§ **Problem requirements**: The response must contain each line of the material that holds "nerve".

*** Opening Extracted information ***

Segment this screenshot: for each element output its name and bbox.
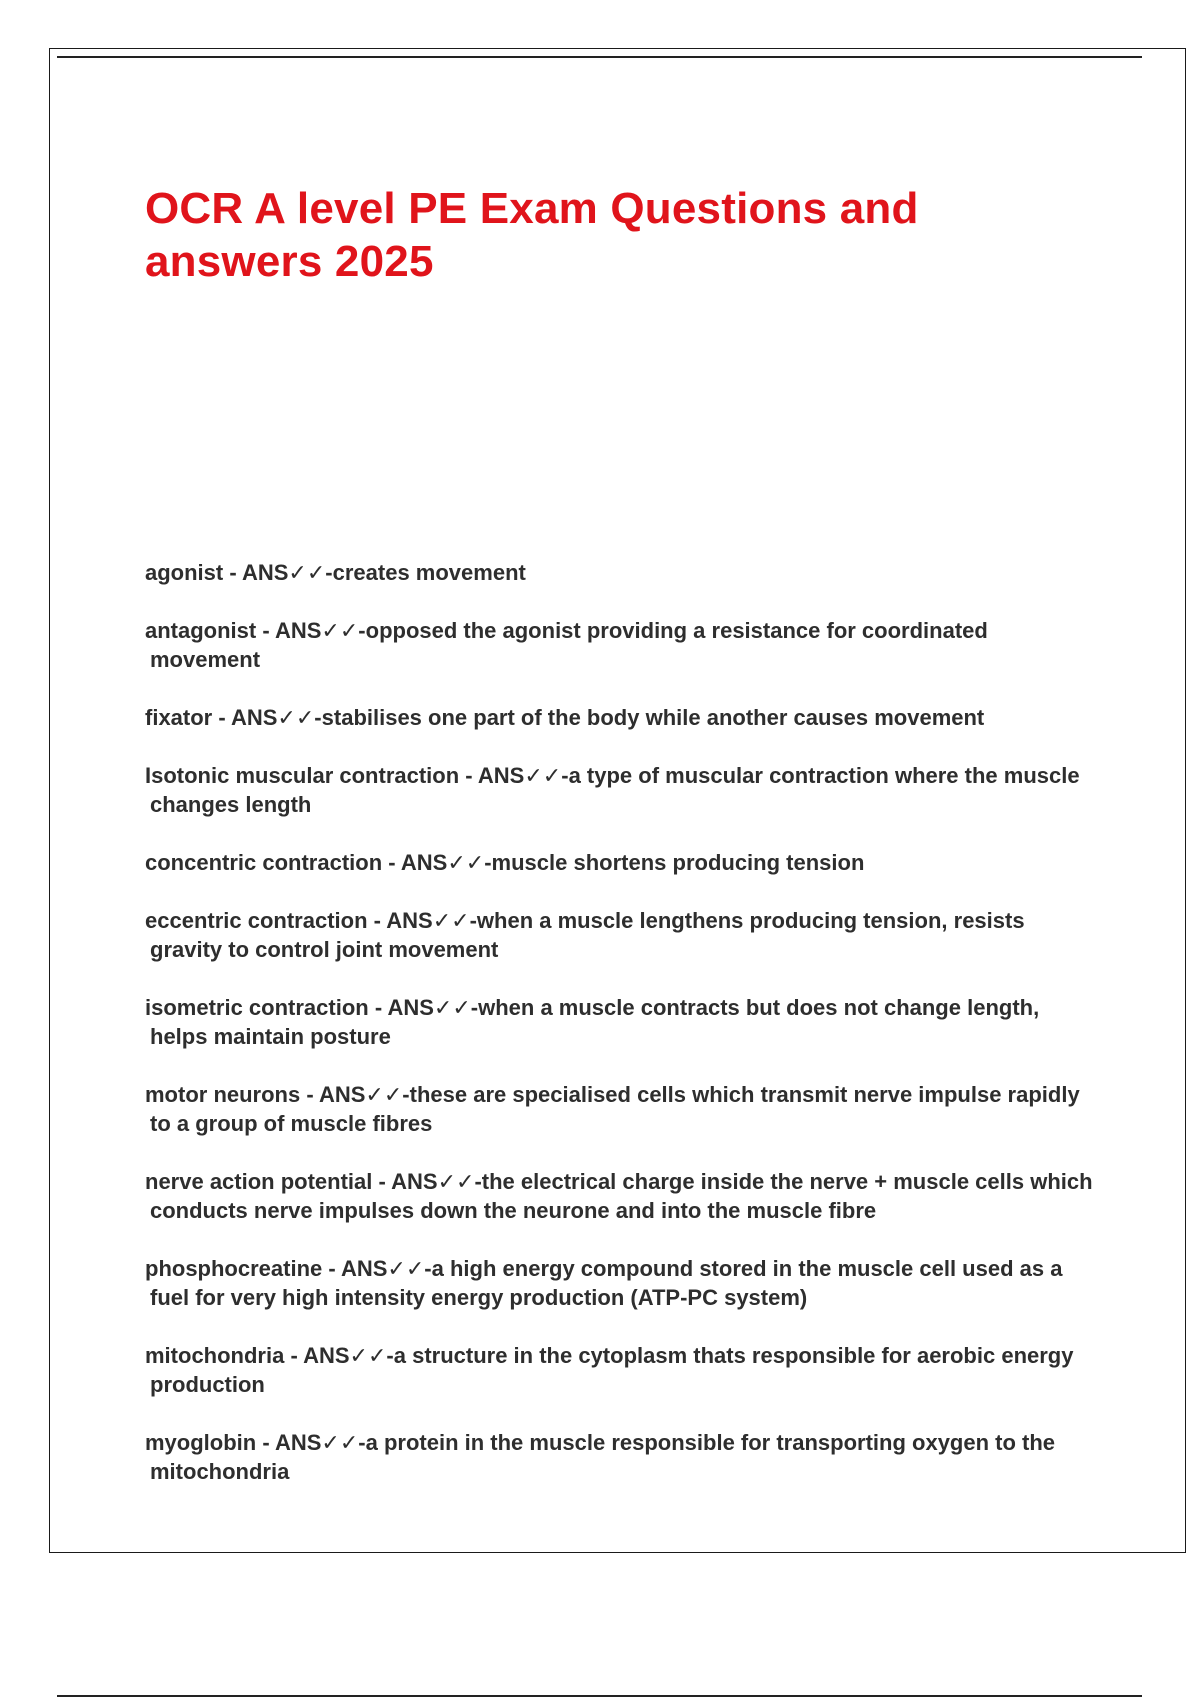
qa-item — [145, 848, 1095, 877]
qa-term: concentric contraction — [145, 850, 383, 875]
qa-item — [145, 993, 1095, 1051]
qa-separator: - ANS✓✓- — [284, 1343, 394, 1368]
qa-term: agonist — [145, 560, 224, 585]
qa-answer: the electrical charge inside the nerve + muscle cells which conducts nerve impulses down the neurone and into the muscle fibre — [150, 1169, 1093, 1223]
qa-term: eccentric contraction — [145, 908, 368, 933]
qa-term: nerve action potential — [145, 1169, 373, 1194]
qa-item — [145, 1341, 1095, 1399]
qa-item — [145, 703, 1095, 732]
qa-separator: - ANS✓✓- — [367, 908, 477, 933]
qa-item — [145, 1254, 1095, 1312]
qa-term: isometric contraction — [145, 995, 369, 1020]
qa-separator: - ANS✓✓- — [223, 560, 333, 585]
qa-item — [145, 761, 1095, 819]
qa-answer: a high energy compound stored in the muscle cell used as a fuel for very high intensity energy production (ATP-PC system) — [150, 1256, 1063, 1310]
qa-answer: a protein in the muscle responsible for transporting oxygen to the mitochondria — [150, 1430, 1056, 1484]
qa-term: myoglobin — [145, 1430, 257, 1455]
qa-item — [145, 1167, 1095, 1225]
qa-separator: - ANS✓✓- — [372, 1169, 482, 1194]
qa-answer: a structure in the cytoplasm thats responsible for aerobic energy production — [150, 1343, 1074, 1397]
qa-separator: - ANS✓✓- — [382, 850, 492, 875]
qa-item — [145, 906, 1095, 964]
qa-answer: a type of muscular contraction where the muscle changes length — [150, 763, 1080, 817]
qa-separator: - ANS✓✓- — [256, 1430, 366, 1455]
qa-item — [145, 558, 1095, 587]
document-title: OCR A level PE Exam Questions and answers 2025 — [145, 184, 919, 286]
qa-term: Isotonic muscular contraction — [145, 763, 460, 788]
qa-answer: creates movement — [332, 560, 526, 585]
qa-term: mitochondria — [145, 1343, 285, 1368]
qa-term: antagonist — [145, 618, 257, 643]
qa-separator: - ANS✓✓- — [300, 1082, 410, 1107]
qa-answer: when a muscle contracts but does not change length, helps maintain posture — [150, 995, 1040, 1049]
qa-separator: - ANS✓✓- — [322, 1256, 432, 1281]
qa-answer: these are specialised cells which transmit nerve impulse rapidly to a group of muscle fibres — [150, 1082, 1080, 1136]
qa-answer: stabilises one part of the body while another causes movement — [321, 705, 985, 730]
qa-term: phosphocreatine — [145, 1256, 323, 1281]
qa-separator: - ANS✓✓- — [256, 618, 366, 643]
qa-list — [145, 558, 1095, 1515]
qa-term: fixator — [145, 705, 213, 730]
qa-item — [145, 1428, 1095, 1486]
qa-item — [145, 1080, 1095, 1138]
bottom-rule — [57, 1695, 1142, 1697]
qa-separator: - ANS✓✓- — [368, 995, 479, 1020]
qa-item — [145, 616, 1095, 674]
qa-answer: opposed the agonist providing a resistance for coordinated movement — [150, 618, 988, 672]
qa-separator: - ANS✓✓- — [459, 763, 569, 788]
qa-separator: - ANS✓✓- — [212, 705, 322, 730]
qa-term: motor neurons — [145, 1082, 301, 1107]
qa-answer: muscle shortens producing tension — [491, 850, 865, 875]
qa-answer: when a muscle lengthens producing tension, resists gravity to control joint movement — [150, 908, 1025, 962]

*** Closing Extracted information ***

§ **Written answer**:
qa-answer: the electrical charge inside the nerve + muscle cells which conducts nerve impulses down the neurone and into the muscle fibre — [150, 1169, 1093, 1223]
qa-term: nerve action potential — [145, 1169, 373, 1194]
qa-answer: these are specialised cells which transmit nerve impulse rapidly to a group of muscle fibres — [150, 1082, 1080, 1136]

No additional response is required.